==== Records for the exercise ====

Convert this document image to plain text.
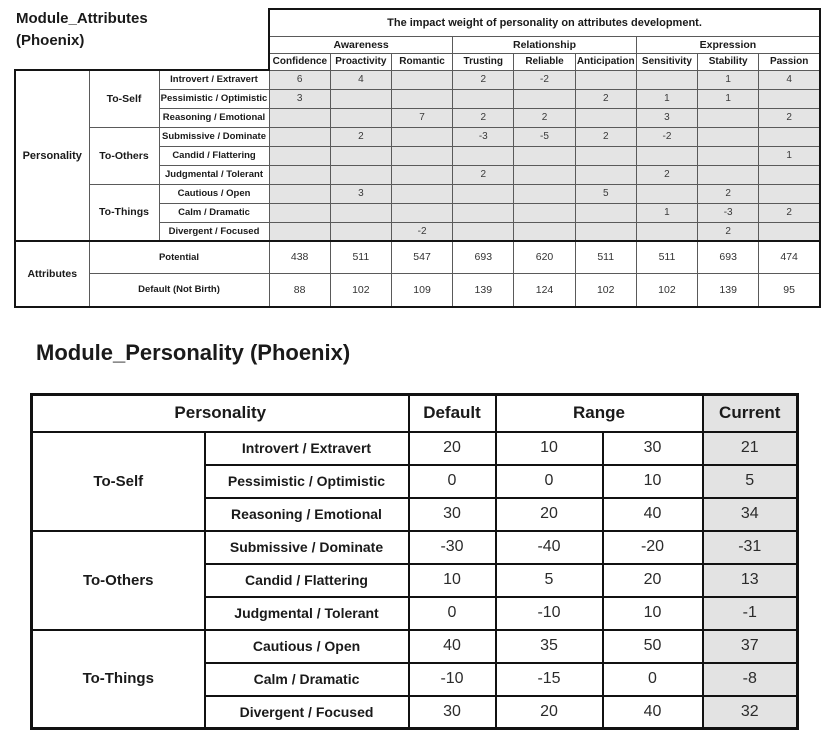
Module_Attributes
(Phoenix)
			The impact weight of personality on attributes development.								
			Awareness			Relationship			Expression		
			Confidence	Proactivity	Romantic	Trusting	Reliable	Anticipation	Sensitivity	Stability	Passion
Personality	To-Self	Introvert / Extravert	6	4		2	-2			1	4
		Pessimistic / Optimistic	3					2	1	1	
		Reasoning / Emotional			7	2	2		3		2
	To-Others	Submissive / Dominate		2		-3	-5	2	-2		
		Candid / Flattering									1
		Judgmental / Tolerant				2			2		
	To-Things	Cautious / Open		3				5		2	
		Calm / Dramatic							1	-3	2
		Divergent / Focused			-2					2	
Attributes	Potential		438	511	547	693	620	511	511	693	474
	Default (Not Birth)		88	102	109	139	124	102	102	139	95
Module_Personality (Phoenix)
Personality		Default	Range		Current
To-Self	Introvert / Extravert	20	10	30	21
	Pessimistic / Optimistic	0	0	10	5
	Reasoning / Emotional	30	20	40	34
To-Others	Submissive / Dominate	-30	-40	-20	-31
	Candid / Flattering	10	5	20	13
	Judgmental / Tolerant	0	-10	10	-1
To-Things	Cautious / Open	40	35	50	37
	Calm / Dramatic	-10	-15	0	-8
	Divergent / Focused	30	20	40	32
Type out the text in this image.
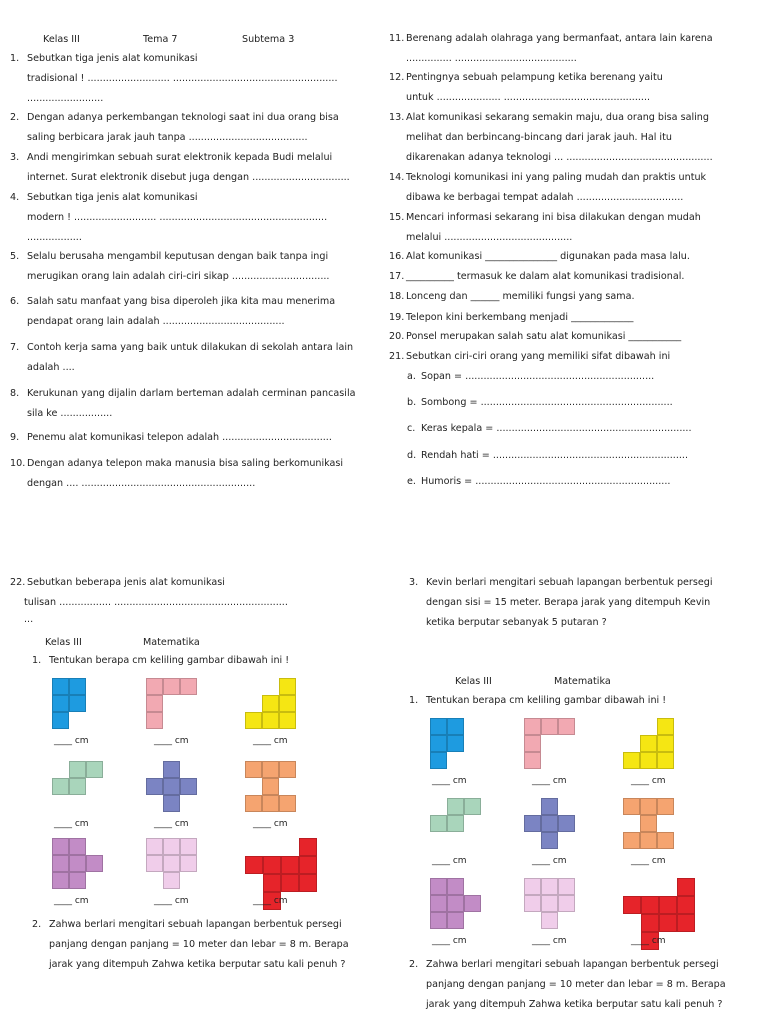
Kelas III	Tema 7	Subtema 3
1. Sebutkan tiga jenis alat komunikasi
tradisional ! ........................... ......................................................
.........................
2. Dengan adanya perkembangan teknologi saat ini dua orang bisa
saling berbicara jarak jauh tanpa .......................................
3. Andi mengirimkan sebuah surat elektronik kepada Budi melalui
internet. Surat elektronik disebut juga dengan ................................
4. Sebutkan tiga jenis alat komunikasi
modern ! ........................... .......................................................
..................
5. Selalu berusaha mengambil keputusan dengan baik tanpa ingi
merugikan orang lain adalah ciri-ciri sikap ................................
6. Salah satu manfaat yang bisa diperoleh jika kita mau menerima
pendapat orang lain adalah ........................................
7. Contoh kerja sama yang baik untuk dilakukan di sekolah antara lain
adalah ....
8. Kerukunan yang dijalin darlam berteman adalah cerminan pancasila
sila ke .................
9. Penemu alat komunikasi telepon adalah ....................................
10. Dengan adanya telepon maka manusia bisa saling berkomunikasi
dengan .... .........................................................
11. Berenang adalah olahraga yang bermanfaat, antara lain karena
............... ........................................
12. Pentingnya sebuah pelampung ketika berenang yaitu
untuk ..................... ................................................
13. Alat komunikasi sekarang semakin maju, dua orang bisa saling
melihat dan berbincang-bincang dari jarak jauh. Hal itu
dikarenakan adanya teknologi ... ................................................
14. Teknologi komunikasi ini yang paling mudah dan praktis untuk
dibawa ke berbagai tempat adalah ...................................
15. Mencari informasi sekarang ini bisa dilakukan dengan mudah
melalui ..........................................
16. Alat komunikasi _______________ digunakan pada masa lalu.
17. __________ termasuk ke dalam alat komunikasi tradisional.
18. Lonceng dan ______ memiliki fungsi yang sama.
19. Telepon kini berkembang menjadi _____________
20. Ponsel merupakan salah satu alat komunikasi ___________
21. Sebutkan ciri-ciri orang yang memiliki sifat dibawah ini
a. Sopan = ..............................................................
b. Sombong = ...............................................................
c. Keras kepala = ................................................................
d. Rendah hati = ................................................................
e. Humoris = ................................................................
22. Sebutkan beberapa jenis alat komunikasi
tulisan ................. .........................................................
...
Kelas III	Matematika
1. Tentukan berapa cm keliling gambar dibawah ini !
____ cm	____ cm	____ cm
____ cm	____ cm	____ cm
____ cm	____ cm	____ cm
2. Zahwa berlari mengitari sebuah lapangan berbentuk persegi
panjang dengan panjang = 10 meter dan lebar = 8 m. Berapa
jarak yang ditempuh Zahwa ketika berputar satu kali penuh ?
3. Kevin berlari mengitari sebuah lapangan berbentuk persegi
dengan sisi = 15 meter. Berapa jarak yang ditempuh Kevin
ketika berputar sebanyak 5 putaran ?
Kelas III	Matematika
1. Tentukan berapa cm keliling gambar dibawah ini !
____ cm	____ cm	____ cm
____ cm	____ cm	____ cm
____ cm	____ cm	____ cm
2. Zahwa berlari mengitari sebuah lapangan berbentuk persegi
panjang dengan panjang = 10 meter dan lebar = 8 m. Berapa
jarak yang ditempuh Zahwa ketika berputar satu kali penuh ?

====

- Task to carry out: Leave the pictures out and print the records above exactly as they stand.

- Solution for this problem:
Convert this document image to plain text.
Module_Attributes
(Phoenix)
			The impact weight of personality on attributes development.								
			Awareness			Relationship			Expression		
			Confidence	Proactivity	Romantic	Trusting	Reliable	Anticipation	Sensitivity	Stability	Passion
Personality	To-Self	Introvert / Extravert	6	4		2	-2			1	4
		Pessimistic / Optimistic	3					2	1	1	
		Reasoning / Emotional			7	2	2		3		2
	To-Others	Submissive / Dominate		2		-3	-5	2	-2		
		Candid / Flattering									1
		Judgmental / Tolerant				2			2		
	To-Things	Cautious / Open		3				5		2	
		Calm / Dramatic							1	-3	2
		Divergent / Focused			-2					2	
Attributes	Potential		438	511	547	693	620	511	511	693	474
	Default (Not Birth)		88	102	109	139	124	102	102	139	95
Module_Personality (Phoenix)
Personality		Default	Range		Current
To-Self	Introvert / Extravert	20	10	30	21
	Pessimistic / Optimistic	0	0	10	5
	Reasoning / Emotional	30	20	40	34
To-Others	Submissive / Dominate	-30	-40	-20	-31
	Candid / Flattering	10	5	20	13
	Judgmental / Tolerant	0	-10	10	-1
To-Things	Cautious / Open	40	35	50	37
	Calm / Dramatic	-10	-15	0	-8
	Divergent / Focused	30	20	40	32
Type out the text in this image.
Kelas III	Tema 7	Subtema 3
1. Sebutkan tiga jenis alat komunikasi
tradisional ! ........................... ......................................................
.........................
2. Dengan adanya perkembangan teknologi saat ini dua orang bisa
saling berbicara jarak jauh tanpa .......................................
3. Andi mengirimkan sebuah surat elektronik kepada Budi melalui
internet. Surat elektronik disebut juga dengan ................................
4. Sebutkan tiga jenis alat komunikasi
modern ! ........................... .......................................................
..................
5. Selalu berusaha mengambil keputusan dengan baik tanpa ingi
merugikan orang lain adalah ciri-ciri sikap ................................
6. Salah satu manfaat yang bisa diperoleh jika kita mau menerima
pendapat orang lain adalah ........................................
7. Contoh kerja sama yang baik untuk dilakukan di sekolah antara lain
adalah ....
8. Kerukunan yang dijalin darlam berteman adalah cerminan pancasila
sila ke .................
9. Penemu alat komunikasi telepon adalah ....................................
10. Dengan adanya telepon maka manusia bisa saling berkomunikasi
dengan .... .........................................................
11. Berenang adalah olahraga yang bermanfaat, antara lain karena
............... ........................................
12. Pentingnya sebuah pelampung ketika berenang yaitu
untuk ..................... ................................................
13. Alat komunikasi sekarang semakin maju, dua orang bisa saling
melihat dan berbincang-bincang dari jarak jauh. Hal itu
dikarenakan adanya teknologi ... ................................................
14. Teknologi komunikasi ini yang paling mudah dan praktis untuk
dibawa ke berbagai tempat adalah ...................................
15. Mencari informasi sekarang ini bisa dilakukan dengan mudah
melalui ..........................................
16. Alat komunikasi _______________ digunakan pada masa lalu.
17. __________ termasuk ke dalam alat komunikasi tradisional.
18. Lonceng dan ______ memiliki fungsi yang sama.
19. Telepon kini berkembang menjadi _____________
20. Ponsel merupakan salah satu alat komunikasi ___________
21. Sebutkan ciri-ciri orang yang memiliki sifat dibawah ini
a. Sopan = ..............................................................
b. Sombong = ...............................................................
c. Keras kepala = ................................................................
d. Rendah hati = ................................................................
e. Humoris = ................................................................
22. Sebutkan beberapa jenis alat komunikasi
tulisan ................. .........................................................
...
Kelas III	Matematika
1. Tentukan berapa cm keliling gambar dibawah ini !
____ cm	____ cm	____ cm
____ cm	____ cm	____ cm
____ cm	____ cm	____ cm
2. Zahwa berlari mengitari sebuah lapangan berbentuk persegi
panjang dengan panjang = 10 meter dan lebar = 8 m. Berapa
jarak yang ditempuh Zahwa ketika berputar satu kali penuh ?
3. Kevin berlari mengitari sebuah lapangan berbentuk persegi
dengan sisi = 15 meter. Berapa jarak yang ditempuh Kevin
ketika berputar sebanyak 5 putaran ?
Kelas III	Matematika
1. Tentukan berapa cm keliling gambar dibawah ini !
____ cm	____ cm	____ cm
____ cm	____ cm	____ cm
____ cm	____ cm	____ cm
2. Zahwa berlari mengitari sebuah lapangan berbentuk persegi
panjang dengan panjang = 10 meter dan lebar = 8 m. Berapa
jarak yang ditempuh Zahwa ketika berputar satu kali penuh ?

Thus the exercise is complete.